→ WHAT THE TASK REQUIRES:
Output all of the entries below precisely as written.

* start *

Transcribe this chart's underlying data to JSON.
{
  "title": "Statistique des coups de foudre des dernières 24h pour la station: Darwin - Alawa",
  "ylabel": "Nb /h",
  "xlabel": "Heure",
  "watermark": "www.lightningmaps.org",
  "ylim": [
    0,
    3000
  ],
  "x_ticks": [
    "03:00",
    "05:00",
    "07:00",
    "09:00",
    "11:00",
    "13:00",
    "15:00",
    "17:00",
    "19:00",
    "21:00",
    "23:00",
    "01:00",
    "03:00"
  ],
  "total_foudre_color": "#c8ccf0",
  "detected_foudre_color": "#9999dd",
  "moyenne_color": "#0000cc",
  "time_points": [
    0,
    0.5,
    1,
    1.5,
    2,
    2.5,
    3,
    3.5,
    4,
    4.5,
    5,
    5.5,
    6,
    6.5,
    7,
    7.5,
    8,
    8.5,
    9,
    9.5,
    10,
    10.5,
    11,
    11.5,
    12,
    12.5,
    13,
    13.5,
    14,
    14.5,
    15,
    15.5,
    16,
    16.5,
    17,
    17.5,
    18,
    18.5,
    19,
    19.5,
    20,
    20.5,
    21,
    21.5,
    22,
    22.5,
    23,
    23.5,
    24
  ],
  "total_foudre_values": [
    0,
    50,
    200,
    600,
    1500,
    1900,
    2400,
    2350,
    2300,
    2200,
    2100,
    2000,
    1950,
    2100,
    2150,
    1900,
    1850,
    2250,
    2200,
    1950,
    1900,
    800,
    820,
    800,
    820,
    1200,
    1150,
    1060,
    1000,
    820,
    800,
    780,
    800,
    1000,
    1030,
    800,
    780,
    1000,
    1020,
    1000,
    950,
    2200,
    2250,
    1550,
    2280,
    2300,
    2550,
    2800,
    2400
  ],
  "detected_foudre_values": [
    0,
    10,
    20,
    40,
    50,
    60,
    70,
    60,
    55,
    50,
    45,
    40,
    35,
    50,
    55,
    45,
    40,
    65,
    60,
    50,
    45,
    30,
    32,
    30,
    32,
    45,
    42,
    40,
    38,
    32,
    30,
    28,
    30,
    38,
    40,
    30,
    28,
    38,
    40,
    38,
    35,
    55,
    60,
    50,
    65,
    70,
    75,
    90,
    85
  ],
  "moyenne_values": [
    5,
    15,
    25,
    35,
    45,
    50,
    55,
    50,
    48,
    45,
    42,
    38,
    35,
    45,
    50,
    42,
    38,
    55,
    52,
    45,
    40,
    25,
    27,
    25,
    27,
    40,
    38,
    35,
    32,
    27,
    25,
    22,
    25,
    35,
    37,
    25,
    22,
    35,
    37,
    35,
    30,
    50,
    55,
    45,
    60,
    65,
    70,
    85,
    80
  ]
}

* end *

→ COMPLETE ANSWER:
Transcribe this chart's underlying data to JSON.
{
  "title": "Statistique des coups de foudre des dernières 24h pour la station: Darwin - Alawa",
  "ylabel": "Nb /h",
  "xlabel": "Heure",
  "watermark": "www.lightningmaps.org",
  "ylim": [
    0,
    3000
  ],
  "x_ticks": [
    "03:00",
    "05:00",
    "07:00",
    "09:00",
    "11:00",
    "13:00",
    "15:00",
    "17:00",
    "19:00",
    "21:00",
    "23:00",
    "01:00",
    "03:00"
  ],
  "total_foudre_color": "#c8ccf0",
  "detected_foudre_color": "#9999dd",
  "moyenne_color": "#0000cc",
  "time_points": [
    0,
    0.5,
    1,
    1.5,
    2,
    2.5,
    3,
    3.5,
    4,
    4.5,
    5,
    5.5,
    6,
    6.5,
    7,
    7.5,
    8,
    8.5,
    9,
    9.5,
    10,
    10.5,
    11,
    11.5,
    12,
    12.5,
    13,
    13.5,
    14,
    14.5,
    15,
    15.5,
    16,
    16.5,
    17,
    17.5,
    18,
    18.5,
    19,
    19.5,
    20,
    20.5,
    21,
    21.5,
    22,
    22.5,
    23,
    23.5,
    24
  ],
  "total_foudre_values": [
    0,
    50,
    200,
    600,
    1500,
    1900,
    2400,
    2350,
    2300,
    2200,
    2100,
    2000,
    1950,
    2100,
    2150,
    1900,
    1850,
    2250,
    2200,
    1950,
    1900,
    800,
    820,
    800,
    820,
    1200,
    1150,
    1060,
    1000,
    820,
    800,
    780,
    800,
    1000,
    1030,
    800,
    780,
    1000,
    1020,
    1000,
    950,
    2200,
    2250,
    1550,
    2280,
    2300,
    2550,
    2800,
    2400
  ],
  "detected_foudre_values": [
    0,
    10,
    20,
    40,
    50,
    60,
    70,
    60,
    55,
    50,
    45,
    40,
    35,
    50,
    55,
    45,
    40,
    65,
    60,
    50,
    45,
    30,
    32,
    30,
    32,
    45,
    42,
    40,
    38,
    32,
    30,
    28,
    30,
    38,
    40,
    30,
    28,
    38,
    40,
    38,
    35,
    55,
    60,
    50,
    65,
    70,
    75,
    90,
    85
  ],
  "moyenne_values": [
    5,
    15,
    25,
    35,
    45,
    50,
    55,
    50,
    48,
    45,
    42,
    38,
    35,
    45,
    50,
    42,
    38,
    55,
    52,
    45,
    40,
    25,
    27,
    25,
    27,
    40,
    38,
    35,
    32,
    27,
    25,
    22,
    25,
    35,
    37,
    25,
    22,
    35,
    37,
    35,
    30,
    50,
    55,
    45,
    60,
    65,
    70,
    85,
    80
  ]
}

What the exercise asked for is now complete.